[Stored records]
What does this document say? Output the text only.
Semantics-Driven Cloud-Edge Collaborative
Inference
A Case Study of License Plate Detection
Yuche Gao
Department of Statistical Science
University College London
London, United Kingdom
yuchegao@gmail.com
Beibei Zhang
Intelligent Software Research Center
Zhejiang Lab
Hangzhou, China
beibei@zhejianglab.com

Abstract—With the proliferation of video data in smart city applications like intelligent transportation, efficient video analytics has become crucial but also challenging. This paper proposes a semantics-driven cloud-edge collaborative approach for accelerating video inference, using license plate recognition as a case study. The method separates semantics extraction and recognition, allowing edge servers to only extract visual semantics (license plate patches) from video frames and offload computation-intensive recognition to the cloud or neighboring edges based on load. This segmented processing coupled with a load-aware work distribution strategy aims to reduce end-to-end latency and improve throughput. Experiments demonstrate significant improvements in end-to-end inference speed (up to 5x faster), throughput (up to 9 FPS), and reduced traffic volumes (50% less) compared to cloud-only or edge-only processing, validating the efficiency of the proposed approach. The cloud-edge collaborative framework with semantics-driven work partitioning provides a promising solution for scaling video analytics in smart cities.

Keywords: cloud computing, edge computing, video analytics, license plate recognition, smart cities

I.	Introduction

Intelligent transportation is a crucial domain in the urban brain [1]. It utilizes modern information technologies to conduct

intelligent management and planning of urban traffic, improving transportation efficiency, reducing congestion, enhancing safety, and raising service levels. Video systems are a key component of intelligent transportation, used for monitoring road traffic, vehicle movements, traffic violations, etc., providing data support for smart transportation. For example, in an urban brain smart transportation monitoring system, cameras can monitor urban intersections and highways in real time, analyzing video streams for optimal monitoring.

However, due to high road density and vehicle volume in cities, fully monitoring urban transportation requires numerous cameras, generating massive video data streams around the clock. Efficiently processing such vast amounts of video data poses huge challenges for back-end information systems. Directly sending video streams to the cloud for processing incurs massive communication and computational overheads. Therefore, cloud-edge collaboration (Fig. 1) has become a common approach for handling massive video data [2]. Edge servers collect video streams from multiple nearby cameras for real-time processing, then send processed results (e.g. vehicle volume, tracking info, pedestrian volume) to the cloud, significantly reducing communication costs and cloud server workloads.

Task to carry out:
Copy out every line from the records that has the word "reducing".

Result of this exercise:
intelligent management and planning of urban traffic, improving transportation efficiency, reducing congestion, enhancing safety, and raising service levels. Video systems are a key component of intelligent transportation, used for monitoring road traffic, vehicle movements, traffic violations, etc., providing data support for smart transportation. For example, in an urban brain smart transportation monitoring system, cameras can monitor urban intersections and highways in real time, analyzing video streams for optimal monitoring.
However, due to high road density and vehicle volume in cities, fully monitoring urban transportation requires numerous cameras, generating massive video data streams around the clock. Efficiently processing such vast amounts of video data poses huge challenges for back-end information systems. Directly sending video streams to the cloud for processing incurs massive communication and computational overheads. Therefore, cloud-edge collaboration (Fig. 1) has become a common approach for handling massive video data [2]. Edge servers collect video streams from multiple nearby cameras for real-time processing, then send processed results (e.g. vehicle volume, tracking info, pedestrian volume) to the cloud, significantly reducing communication costs and cloud server workloads.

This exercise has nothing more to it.